### The problem
Your task is to extract every entry that follows word for word while excluding the pictures.

[Records from a dataset]
## start

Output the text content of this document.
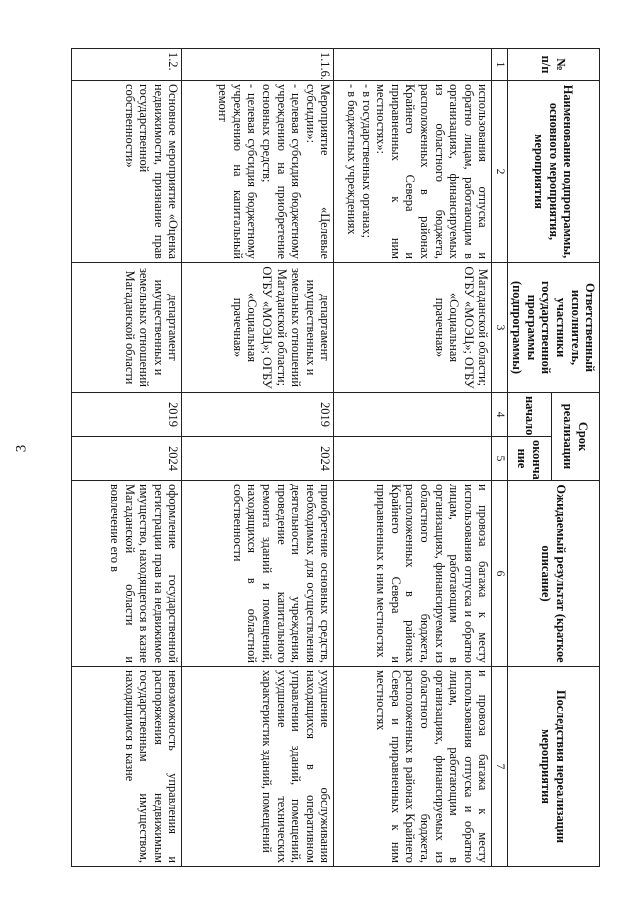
3
№ п/п	Наименование подпрограммы, основного мероприятия, мероприятия	Ответственный исполнитель, участники государственной программы (подпрограммы)	Срок реализации		Ожидаемый результат (краткое описание)	Последствия нереализации мероприятия
			начало	оконча ние		
1	2	3	4	5	6	7

	использования отпуска и обратно лицам, работающим в организациях, финансируемых из областного бюджета, расположенных в районах Крайнего Севера и приравненных к ним местностях»:
- в государственных органах;
- в бюджетных учреждениях	Магаданской области; ОГБУ «МОЭЦ»; ОГБУ «Социальная прачечная»			и провоза багажа к месту использования отпуска и обратно лицам, работающим в организациях, финансируемых из областного бюджета, расположенных в районах Крайнего Севера и приравненных к ним местностях	и провоза багажа к месту использования отпуска и обратно лицам, работающим в организациях, финансируемых из областного бюджета, расположенных в районах Крайнего Севера и приравненных к ним местностях
1.1.6.	Мероприятие «Целевые субсидии»:
- целевая субсидия бюджетному учреждению на приобретение основных средств;
- целевая субсидия бюджетному учреждению на капитальный ремонт	департамент имущественных и земельных отношений Магаданской области; ОГБУ «МОЭЦ»; ОГБУ «Социальная прачечная»	2019	2024	приобретение основных средств, необходимых для осуществления деятельности учреждения, проведение капитального ремонта зданий и помещений, находящихся в областной собственности	ухудшение обслуживания находящихся в оперативном управлении зданий, помещений, ухудшение технических характеристик зданий, помещений
1.2.	Основное мероприятие «Оценка недвижимости, признание прав государственной собственности»	департамент имущественных и земельных отношений Магаданской области	2019	2024	оформление государственной регистрации прав на недвижимое имущество, находящегося в казне Магаданской области и вовлечение его в	невозможность управления и распоряжения недвижимым государственным имуществом, находящимся в казне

## end

### Solution for this exercise
Output the text content of this document.
3
№ п/п	Наименование подпрограммы, основного мероприятия, мероприятия	Ответственный исполнитель, участники государственной программы (подпрограммы)	Срок реализации		Ожидаемый результат (краткое описание)	Последствия нереализации мероприятия
			начало	оконча ние		
1	2	3	4	5	6	7

	использования отпуска и обратно лицам, работающим в организациях, финансируемых из областного бюджета, расположенных в районах Крайнего Севера и приравненных к ним местностях»:
- в государственных органах;
- в бюджетных учреждениях	Магаданской области; ОГБУ «МОЭЦ»; ОГБУ «Социальная прачечная»			и провоза багажа к месту использования отпуска и обратно лицам, работающим в организациях, финансируемых из областного бюджета, расположенных в районах Крайнего Севера и приравненных к ним местностях	и провоза багажа к месту использования отпуска и обратно лицам, работающим в организациях, финансируемых из областного бюджета, расположенных в районах Крайнего Севера и приравненных к ним местностях
1.1.6.	Мероприятие «Целевые субсидии»:
- целевая субсидия бюджетному учреждению на приобретение основных средств;
- целевая субсидия бюджетному учреждению на капитальный ремонт	департамент имущественных и земельных отношений Магаданской области; ОГБУ «МОЭЦ»; ОГБУ «Социальная прачечная»	2019	2024	приобретение основных средств, необходимых для осуществления деятельности учреждения, проведение капитального ремонта зданий и помещений, находящихся в областной собственности	ухудшение обслуживания находящихся в оперативном управлении зданий, помещений, ухудшение технических характеристик зданий, помещений
1.2.	Основное мероприятие «Оценка недвижимости, признание прав государственной собственности»	департамент имущественных и земельных отношений Магаданской области	2019	2024	оформление государственной регистрации прав на недвижимое имущество, находящегося в казне Магаданской области и вовлечение его в	невозможность управления и распоряжения недвижимым государственным имуществом, находящимся в казне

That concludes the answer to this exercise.